───── Dataset extract ─────

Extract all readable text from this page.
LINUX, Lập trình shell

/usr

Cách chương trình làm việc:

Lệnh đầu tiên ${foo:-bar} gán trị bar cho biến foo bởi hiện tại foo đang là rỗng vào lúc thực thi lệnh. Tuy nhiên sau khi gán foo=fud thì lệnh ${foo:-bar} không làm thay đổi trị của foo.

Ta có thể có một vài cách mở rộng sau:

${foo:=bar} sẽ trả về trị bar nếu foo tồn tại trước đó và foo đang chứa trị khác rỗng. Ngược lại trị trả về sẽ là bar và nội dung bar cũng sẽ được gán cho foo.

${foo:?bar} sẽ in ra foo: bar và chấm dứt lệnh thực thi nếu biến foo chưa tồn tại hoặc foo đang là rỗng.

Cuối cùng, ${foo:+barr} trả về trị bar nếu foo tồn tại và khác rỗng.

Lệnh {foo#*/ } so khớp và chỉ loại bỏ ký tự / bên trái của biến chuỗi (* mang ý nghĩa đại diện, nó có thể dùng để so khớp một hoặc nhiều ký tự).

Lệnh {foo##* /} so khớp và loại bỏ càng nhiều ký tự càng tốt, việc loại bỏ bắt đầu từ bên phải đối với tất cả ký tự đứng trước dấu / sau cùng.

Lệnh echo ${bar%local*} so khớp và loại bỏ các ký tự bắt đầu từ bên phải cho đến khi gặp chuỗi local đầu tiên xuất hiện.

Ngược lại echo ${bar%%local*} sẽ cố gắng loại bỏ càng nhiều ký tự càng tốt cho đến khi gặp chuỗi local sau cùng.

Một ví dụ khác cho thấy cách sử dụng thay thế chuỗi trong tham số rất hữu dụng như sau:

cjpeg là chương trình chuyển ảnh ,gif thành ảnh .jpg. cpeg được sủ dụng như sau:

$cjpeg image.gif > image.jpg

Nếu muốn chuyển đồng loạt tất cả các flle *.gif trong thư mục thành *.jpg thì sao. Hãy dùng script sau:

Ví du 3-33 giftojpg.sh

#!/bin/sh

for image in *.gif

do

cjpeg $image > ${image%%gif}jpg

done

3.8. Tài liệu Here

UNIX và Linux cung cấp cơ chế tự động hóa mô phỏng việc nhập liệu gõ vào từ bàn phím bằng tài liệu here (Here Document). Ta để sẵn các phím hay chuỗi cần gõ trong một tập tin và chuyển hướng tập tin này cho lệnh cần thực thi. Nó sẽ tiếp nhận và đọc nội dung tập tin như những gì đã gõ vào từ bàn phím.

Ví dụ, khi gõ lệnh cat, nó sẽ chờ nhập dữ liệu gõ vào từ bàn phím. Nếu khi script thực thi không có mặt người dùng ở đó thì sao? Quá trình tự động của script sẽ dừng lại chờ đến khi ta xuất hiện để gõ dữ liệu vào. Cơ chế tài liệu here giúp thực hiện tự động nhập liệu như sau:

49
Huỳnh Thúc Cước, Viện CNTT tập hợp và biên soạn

─────

- [Work to complete]: Give the number of lines in the entries above that include the string "phím". No other output is expected.

- [Exercise output]: 2